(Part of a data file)
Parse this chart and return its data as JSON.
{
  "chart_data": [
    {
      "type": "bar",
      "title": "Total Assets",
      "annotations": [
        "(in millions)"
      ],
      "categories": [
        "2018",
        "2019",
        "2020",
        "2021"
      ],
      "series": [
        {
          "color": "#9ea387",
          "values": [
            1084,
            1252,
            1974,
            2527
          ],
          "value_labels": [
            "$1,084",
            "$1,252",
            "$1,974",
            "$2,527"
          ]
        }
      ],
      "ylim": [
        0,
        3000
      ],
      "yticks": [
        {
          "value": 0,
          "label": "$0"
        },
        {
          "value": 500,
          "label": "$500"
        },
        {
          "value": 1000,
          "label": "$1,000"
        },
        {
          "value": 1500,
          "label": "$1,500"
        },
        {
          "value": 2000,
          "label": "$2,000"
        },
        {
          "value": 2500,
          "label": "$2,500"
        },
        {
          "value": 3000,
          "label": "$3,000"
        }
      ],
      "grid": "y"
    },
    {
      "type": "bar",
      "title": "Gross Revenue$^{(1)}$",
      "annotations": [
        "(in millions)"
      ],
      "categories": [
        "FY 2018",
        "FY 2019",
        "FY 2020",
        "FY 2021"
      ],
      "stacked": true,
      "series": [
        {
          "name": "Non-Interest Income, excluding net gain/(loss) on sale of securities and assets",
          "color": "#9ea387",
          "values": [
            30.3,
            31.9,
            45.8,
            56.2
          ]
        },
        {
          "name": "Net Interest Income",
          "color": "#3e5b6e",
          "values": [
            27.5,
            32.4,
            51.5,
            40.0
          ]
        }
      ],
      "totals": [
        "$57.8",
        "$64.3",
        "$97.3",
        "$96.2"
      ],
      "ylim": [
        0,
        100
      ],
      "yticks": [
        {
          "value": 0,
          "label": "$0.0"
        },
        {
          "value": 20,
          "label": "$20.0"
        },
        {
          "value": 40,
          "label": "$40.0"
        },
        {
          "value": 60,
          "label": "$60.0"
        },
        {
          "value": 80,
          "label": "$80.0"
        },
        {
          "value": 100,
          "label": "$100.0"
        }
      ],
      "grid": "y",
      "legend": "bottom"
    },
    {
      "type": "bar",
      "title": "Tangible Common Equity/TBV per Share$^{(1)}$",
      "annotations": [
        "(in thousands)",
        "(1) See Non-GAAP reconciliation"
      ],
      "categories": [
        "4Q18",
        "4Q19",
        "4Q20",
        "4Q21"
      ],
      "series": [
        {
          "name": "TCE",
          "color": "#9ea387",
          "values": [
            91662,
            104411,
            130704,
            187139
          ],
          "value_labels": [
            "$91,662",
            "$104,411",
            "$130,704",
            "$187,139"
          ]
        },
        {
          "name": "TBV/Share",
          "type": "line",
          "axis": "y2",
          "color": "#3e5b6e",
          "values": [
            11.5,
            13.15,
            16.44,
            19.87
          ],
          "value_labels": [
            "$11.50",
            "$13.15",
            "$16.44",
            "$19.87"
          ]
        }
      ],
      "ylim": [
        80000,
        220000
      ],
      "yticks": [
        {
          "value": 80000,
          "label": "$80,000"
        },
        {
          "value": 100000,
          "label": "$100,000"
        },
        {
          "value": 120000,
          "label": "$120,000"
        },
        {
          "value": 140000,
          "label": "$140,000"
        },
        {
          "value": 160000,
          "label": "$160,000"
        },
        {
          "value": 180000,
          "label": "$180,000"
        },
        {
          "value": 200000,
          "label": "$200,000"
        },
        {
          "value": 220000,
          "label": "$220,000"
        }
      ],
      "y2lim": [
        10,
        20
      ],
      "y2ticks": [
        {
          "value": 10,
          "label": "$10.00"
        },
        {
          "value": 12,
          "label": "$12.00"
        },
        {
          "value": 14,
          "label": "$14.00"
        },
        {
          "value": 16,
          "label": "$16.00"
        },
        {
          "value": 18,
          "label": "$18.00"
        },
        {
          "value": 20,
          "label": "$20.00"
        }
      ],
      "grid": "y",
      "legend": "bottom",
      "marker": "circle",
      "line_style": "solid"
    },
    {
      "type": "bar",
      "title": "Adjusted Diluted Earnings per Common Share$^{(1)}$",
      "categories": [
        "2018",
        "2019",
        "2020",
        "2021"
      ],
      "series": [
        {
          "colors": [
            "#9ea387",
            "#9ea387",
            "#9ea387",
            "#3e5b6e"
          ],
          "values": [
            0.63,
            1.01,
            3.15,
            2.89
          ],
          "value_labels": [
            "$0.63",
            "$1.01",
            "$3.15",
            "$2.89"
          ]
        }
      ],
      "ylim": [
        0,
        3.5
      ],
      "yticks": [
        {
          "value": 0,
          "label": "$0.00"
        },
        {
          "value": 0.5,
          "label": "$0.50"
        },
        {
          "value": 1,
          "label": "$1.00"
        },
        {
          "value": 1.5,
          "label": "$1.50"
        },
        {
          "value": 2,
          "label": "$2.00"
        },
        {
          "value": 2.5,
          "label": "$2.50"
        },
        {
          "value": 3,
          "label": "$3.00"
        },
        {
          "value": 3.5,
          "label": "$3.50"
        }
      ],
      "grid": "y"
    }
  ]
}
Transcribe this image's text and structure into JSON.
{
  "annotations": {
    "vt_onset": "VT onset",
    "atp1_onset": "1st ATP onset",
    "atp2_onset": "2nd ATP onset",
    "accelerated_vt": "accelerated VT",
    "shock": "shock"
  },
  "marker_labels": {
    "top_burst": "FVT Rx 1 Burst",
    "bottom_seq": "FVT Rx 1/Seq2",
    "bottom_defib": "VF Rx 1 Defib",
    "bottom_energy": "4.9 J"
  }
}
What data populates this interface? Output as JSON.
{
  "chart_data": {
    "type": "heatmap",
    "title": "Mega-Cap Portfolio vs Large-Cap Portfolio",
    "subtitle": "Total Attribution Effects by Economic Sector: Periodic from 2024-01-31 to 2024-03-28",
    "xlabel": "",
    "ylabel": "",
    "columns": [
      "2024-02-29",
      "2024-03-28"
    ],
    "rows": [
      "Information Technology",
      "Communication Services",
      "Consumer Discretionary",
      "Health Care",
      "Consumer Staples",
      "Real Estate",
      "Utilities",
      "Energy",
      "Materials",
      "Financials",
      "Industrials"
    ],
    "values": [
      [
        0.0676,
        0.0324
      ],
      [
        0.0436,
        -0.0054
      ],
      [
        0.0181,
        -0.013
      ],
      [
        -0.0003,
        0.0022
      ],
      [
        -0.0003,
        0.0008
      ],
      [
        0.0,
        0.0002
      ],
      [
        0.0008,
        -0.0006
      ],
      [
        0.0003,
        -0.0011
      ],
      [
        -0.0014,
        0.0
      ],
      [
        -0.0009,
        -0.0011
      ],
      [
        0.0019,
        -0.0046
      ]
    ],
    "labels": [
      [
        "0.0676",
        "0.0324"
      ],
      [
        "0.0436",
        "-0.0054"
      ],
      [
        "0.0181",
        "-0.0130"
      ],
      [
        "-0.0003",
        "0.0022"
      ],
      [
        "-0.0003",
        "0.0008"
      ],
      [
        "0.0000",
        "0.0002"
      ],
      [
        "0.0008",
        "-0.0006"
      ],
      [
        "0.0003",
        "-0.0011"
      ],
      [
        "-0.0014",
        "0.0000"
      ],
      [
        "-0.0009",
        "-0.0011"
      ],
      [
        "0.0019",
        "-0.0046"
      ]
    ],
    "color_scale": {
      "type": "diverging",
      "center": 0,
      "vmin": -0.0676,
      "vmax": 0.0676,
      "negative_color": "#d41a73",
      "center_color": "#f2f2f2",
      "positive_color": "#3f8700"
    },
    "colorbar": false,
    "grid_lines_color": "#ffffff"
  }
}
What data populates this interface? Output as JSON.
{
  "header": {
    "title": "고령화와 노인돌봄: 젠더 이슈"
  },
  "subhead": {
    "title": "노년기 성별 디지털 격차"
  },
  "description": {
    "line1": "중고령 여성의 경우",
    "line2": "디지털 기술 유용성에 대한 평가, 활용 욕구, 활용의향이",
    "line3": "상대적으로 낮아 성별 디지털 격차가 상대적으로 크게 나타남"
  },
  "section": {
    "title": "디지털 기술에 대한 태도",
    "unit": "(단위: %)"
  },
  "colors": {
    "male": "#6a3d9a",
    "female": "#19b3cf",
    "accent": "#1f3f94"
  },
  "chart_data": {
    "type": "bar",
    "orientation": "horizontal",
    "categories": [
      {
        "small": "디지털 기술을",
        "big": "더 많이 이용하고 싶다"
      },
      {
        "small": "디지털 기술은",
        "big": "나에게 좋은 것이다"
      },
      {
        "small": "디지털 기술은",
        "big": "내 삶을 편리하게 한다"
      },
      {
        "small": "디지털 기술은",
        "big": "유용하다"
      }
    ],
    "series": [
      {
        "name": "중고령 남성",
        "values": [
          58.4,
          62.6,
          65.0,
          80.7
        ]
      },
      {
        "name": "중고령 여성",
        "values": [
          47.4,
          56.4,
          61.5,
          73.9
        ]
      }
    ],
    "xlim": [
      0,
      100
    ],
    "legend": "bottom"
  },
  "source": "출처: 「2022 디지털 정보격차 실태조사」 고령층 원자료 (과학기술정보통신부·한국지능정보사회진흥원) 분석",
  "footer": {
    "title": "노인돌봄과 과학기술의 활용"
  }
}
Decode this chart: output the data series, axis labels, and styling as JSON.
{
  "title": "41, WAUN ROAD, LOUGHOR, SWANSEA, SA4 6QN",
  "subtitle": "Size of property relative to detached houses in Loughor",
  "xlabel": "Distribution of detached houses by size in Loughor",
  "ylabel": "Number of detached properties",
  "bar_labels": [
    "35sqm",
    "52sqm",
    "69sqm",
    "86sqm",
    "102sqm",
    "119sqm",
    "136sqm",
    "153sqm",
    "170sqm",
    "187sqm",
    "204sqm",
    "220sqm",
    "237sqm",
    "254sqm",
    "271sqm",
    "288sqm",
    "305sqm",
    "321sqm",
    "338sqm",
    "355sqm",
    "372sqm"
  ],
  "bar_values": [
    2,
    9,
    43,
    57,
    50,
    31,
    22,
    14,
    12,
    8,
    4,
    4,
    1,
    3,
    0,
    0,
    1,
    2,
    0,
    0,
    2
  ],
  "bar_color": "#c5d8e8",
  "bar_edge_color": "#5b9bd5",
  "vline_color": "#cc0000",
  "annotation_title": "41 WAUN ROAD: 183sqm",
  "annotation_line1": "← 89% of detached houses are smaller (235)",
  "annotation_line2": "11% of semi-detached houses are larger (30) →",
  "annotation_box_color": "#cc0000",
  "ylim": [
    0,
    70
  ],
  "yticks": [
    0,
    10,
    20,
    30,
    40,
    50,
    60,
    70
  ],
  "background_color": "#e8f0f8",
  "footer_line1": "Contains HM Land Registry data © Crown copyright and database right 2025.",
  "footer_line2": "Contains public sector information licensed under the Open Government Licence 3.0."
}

**Your instructions**
Select, from the listing, all lines that include the word "this".

**Result of the task**
Parse this chart and return its data as JSON.
Transcribe this image's text and structure into JSON.
What data populates this interface? Output as JSON.
What data populates this interface? Output as JSON.
Decode this chart: output the data series, axis labels, and styling as JSON.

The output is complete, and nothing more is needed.